Collected data entries
____

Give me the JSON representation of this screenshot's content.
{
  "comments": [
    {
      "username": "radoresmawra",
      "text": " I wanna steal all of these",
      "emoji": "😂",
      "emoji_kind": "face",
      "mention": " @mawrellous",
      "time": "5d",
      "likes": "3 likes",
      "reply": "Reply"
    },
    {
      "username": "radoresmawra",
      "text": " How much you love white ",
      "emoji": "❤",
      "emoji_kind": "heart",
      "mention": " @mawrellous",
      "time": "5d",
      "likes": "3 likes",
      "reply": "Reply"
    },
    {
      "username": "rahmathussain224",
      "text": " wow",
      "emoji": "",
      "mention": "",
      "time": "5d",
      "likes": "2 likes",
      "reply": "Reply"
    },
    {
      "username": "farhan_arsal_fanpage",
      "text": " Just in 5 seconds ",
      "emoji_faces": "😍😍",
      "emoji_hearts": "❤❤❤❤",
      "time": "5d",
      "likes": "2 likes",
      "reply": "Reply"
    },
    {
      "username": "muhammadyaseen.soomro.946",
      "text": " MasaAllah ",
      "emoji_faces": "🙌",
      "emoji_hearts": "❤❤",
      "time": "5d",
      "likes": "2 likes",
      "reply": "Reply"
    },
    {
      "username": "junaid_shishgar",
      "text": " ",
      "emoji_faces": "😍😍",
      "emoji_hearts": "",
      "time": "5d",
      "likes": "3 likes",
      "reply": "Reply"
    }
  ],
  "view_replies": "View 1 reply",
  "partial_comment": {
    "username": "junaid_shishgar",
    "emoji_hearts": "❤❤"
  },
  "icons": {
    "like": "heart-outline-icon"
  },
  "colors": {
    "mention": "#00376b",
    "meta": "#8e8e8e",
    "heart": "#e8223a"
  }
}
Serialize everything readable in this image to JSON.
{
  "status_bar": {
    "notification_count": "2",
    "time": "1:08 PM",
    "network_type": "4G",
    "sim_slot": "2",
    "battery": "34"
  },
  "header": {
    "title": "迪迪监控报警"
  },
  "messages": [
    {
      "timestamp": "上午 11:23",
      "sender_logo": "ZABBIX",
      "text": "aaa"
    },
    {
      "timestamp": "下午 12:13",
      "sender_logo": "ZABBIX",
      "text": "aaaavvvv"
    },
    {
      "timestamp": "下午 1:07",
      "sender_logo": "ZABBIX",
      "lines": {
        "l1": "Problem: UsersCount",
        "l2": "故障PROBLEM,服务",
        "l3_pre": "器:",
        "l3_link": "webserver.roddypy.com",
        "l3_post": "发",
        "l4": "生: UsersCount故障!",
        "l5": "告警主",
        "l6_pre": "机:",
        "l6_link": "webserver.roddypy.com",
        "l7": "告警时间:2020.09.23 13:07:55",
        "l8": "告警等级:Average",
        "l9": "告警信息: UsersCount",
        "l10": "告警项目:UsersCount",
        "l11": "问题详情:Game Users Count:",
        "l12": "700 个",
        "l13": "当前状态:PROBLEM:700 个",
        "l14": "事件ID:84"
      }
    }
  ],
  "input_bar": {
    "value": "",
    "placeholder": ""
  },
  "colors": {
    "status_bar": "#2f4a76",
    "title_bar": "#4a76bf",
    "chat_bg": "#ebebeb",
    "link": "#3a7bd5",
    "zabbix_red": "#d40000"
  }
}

____

GOAL: Write every entry out again exactly.

SOLVED PROBLEM:
Give me the JSON representation of this screenshot's content.
{
  "comments": [
    {
      "username": "radoresmawra",
      "text": " I wanna steal all of these",
      "emoji": "😂",
      "emoji_kind": "face",
      "mention": " @mawrellous",
      "time": "5d",
      "likes": "3 likes",
      "reply": "Reply"
    },
    {
      "username": "radoresmawra",
      "text": " How much you love white ",
      "emoji": "❤",
      "emoji_kind": "heart",
      "mention": " @mawrellous",
      "time": "5d",
      "likes": "3 likes",
      "reply": "Reply"
    },
    {
      "username": "rahmathussain224",
      "text": " wow",
      "emoji": "",
      "mention": "",
      "time": "5d",
      "likes": "2 likes",
      "reply": "Reply"
    },
    {
      "username": "farhan_arsal_fanpage",
      "text": " Just in 5 seconds ",
      "emoji_faces": "😍😍",
      "emoji_hearts": "❤❤❤❤",
      "time": "5d",
      "likes": "2 likes",
      "reply": "Reply"
    },
    {
      "username": "muhammadyaseen.soomro.946",
      "text": " MasaAllah ",
      "emoji_faces": "🙌",
      "emoji_hearts": "❤❤",
      "time": "5d",
      "likes": "2 likes",
      "reply": "Reply"
    },
    {
      "username": "junaid_shishgar",
      "text": " ",
      "emoji_faces": "😍😍",
      "emoji_hearts": "",
      "time": "5d",
      "likes": "3 likes",
      "reply": "Reply"
    }
  ],
  "view_replies": "View 1 reply",
  "partial_comment": {
    "username": "junaid_shishgar",
    "emoji_hearts": "❤❤"
  },
  "icons": {
    "like": "heart-outline-icon"
  },
  "colors": {
    "mention": "#00376b",
    "meta": "#8e8e8e",
    "heart": "#e8223a"
  }
}
Serialize everything readable in this image to JSON.
{
  "status_bar": {
    "notification_count": "2",
    "time": "1:08 PM",
    "network_type": "4G",
    "sim_slot": "2",
    "battery": "34"
  },
  "header": {
    "title": "迪迪监控报警"
  },
  "messages": [
    {
      "timestamp": "上午 11:23",
      "sender_logo": "ZABBIX",
      "text": "aaa"
    },
    {
      "timestamp": "下午 12:13",
      "sender_logo": "ZABBIX",
      "text": "aaaavvvv"
    },
    {
      "timestamp": "下午 1:07",
      "sender_logo": "ZABBIX",
      "lines": {
        "l1": "Problem: UsersCount",
        "l2": "故障PROBLEM,服务",
        "l3_pre": "器:",
        "l3_link": "webserver.roddypy.com",
        "l3_post": "发",
        "l4": "生: UsersCount故障!",
        "l5": "告警主",
        "l6_pre": "机:",
        "l6_link": "webserver.roddypy.com",
        "l7": "告警时间:2020.09.23 13:07:55",
        "l8": "告警等级:Average",
        "l9": "告警信息: UsersCount",
        "l10": "告警项目:UsersCount",
        "l11": "问题详情:Game Users Count:",
        "l12": "700 个",
        "l13": "当前状态:PROBLEM:700 个",
        "l14": "事件ID:84"
      }
    }
  ],
  "input_bar": {
    "value": "",
    "placeholder": ""
  },
  "colors": {
    "status_bar": "#2f4a76",
    "title_bar": "#4a76bf",
    "chat_bg": "#ebebeb",
    "link": "#3a7bd5",
    "zabbix_red": "#d40000"
  }
}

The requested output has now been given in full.